→ **WHAT IS BEING ASKED**
Go through the material and tally the lines containing the string "label". Give the total alone.
━━━━━ LISTED RECORDS ━━━━━
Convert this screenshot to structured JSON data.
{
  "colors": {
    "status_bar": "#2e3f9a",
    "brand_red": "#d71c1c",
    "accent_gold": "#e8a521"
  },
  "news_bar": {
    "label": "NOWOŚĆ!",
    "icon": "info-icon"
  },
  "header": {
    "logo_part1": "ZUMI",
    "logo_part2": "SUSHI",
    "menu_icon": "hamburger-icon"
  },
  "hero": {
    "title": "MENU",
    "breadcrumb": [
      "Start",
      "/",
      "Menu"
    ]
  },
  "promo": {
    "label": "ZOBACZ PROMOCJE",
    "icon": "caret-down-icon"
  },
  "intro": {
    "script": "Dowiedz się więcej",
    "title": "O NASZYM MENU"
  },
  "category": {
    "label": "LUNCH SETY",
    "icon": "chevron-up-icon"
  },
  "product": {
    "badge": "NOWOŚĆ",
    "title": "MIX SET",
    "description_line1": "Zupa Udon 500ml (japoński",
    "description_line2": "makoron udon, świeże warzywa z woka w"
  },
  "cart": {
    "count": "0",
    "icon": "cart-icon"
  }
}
━━━━━
→ **REPLY TO THE TASK**
3